REQUEST
Express every line of the entries below as a JSON list of strings, one string per line, skipping blank lines and leaving out the picture markers.

PROVIDED DATA
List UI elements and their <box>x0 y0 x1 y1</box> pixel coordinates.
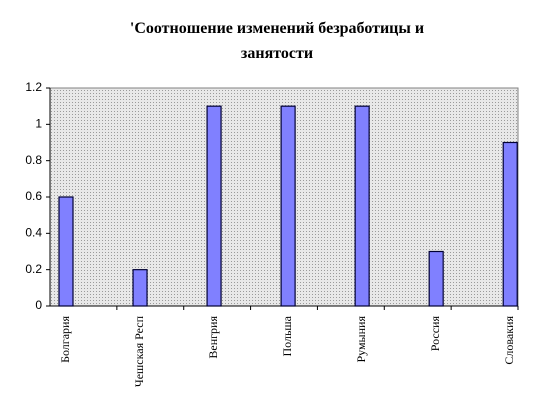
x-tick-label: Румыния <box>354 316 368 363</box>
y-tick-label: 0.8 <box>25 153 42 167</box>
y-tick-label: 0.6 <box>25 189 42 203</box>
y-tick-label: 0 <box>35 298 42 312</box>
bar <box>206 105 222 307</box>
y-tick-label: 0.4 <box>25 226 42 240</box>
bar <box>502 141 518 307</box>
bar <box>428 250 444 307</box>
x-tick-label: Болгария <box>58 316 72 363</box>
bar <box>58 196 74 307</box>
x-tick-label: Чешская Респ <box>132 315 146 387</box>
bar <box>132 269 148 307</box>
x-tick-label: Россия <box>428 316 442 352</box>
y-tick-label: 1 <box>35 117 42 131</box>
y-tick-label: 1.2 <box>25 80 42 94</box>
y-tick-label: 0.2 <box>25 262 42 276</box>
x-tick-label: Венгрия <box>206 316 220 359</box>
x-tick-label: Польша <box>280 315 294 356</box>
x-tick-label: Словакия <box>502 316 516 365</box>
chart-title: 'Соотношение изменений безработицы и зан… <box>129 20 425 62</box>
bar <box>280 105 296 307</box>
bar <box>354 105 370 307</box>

WRITTEN RESPONSE
[
  "List UI elements and their <box>x0 y0 x1 y1</box> pixel coordinates.",
  "x-tick-label: Румыния <box>354 316 368 363</box>",
  "y-tick-label: 0.8 <box>25 153 42 167</box>",
  "y-tick-label: 0.6 <box>25 189 42 203</box>",
  "y-tick-label: 0 <box>35 298 42 312</box>",
  "bar <box>206 105 222 307</box>",
  "y-tick-label: 0.4 <box>25 226 42 240</box>",
  "bar <box>502 141 518 307</box>",
  "bar <box>428 250 444 307</box>",
  "x-tick-label: Болгария <box>58 316 72 363</box>",
  "bar <box>58 196 74 307</box>",
  "x-tick-label: Чешская Респ <box>132 315 146 387</box>",
  "bar <box>132 269 148 307</box>",
  "x-tick-label: Россия <box>428 316 442 352</box>",
  "y-tick-label: 1 <box>35 117 42 131</box>",
  "y-tick-label: 1.2 <box>25 80 42 94</box>",
  "y-tick-label: 0.2 <box>25 262 42 276</box>",
  "x-tick-label: Венгрия <box>206 316 220 359</box>",
  "x-tick-label: Польша <box>280 315 294 356</box>",
  "x-tick-label: Словакия <box>502 316 516 365</box>",
  "chart-title: 'Соотношение изменений безработицы и зан… <box>129 20 425 62</box>",
  "bar <box>280 105 296 307</box>",
  "bar <box>354 105 370 307</box>"
]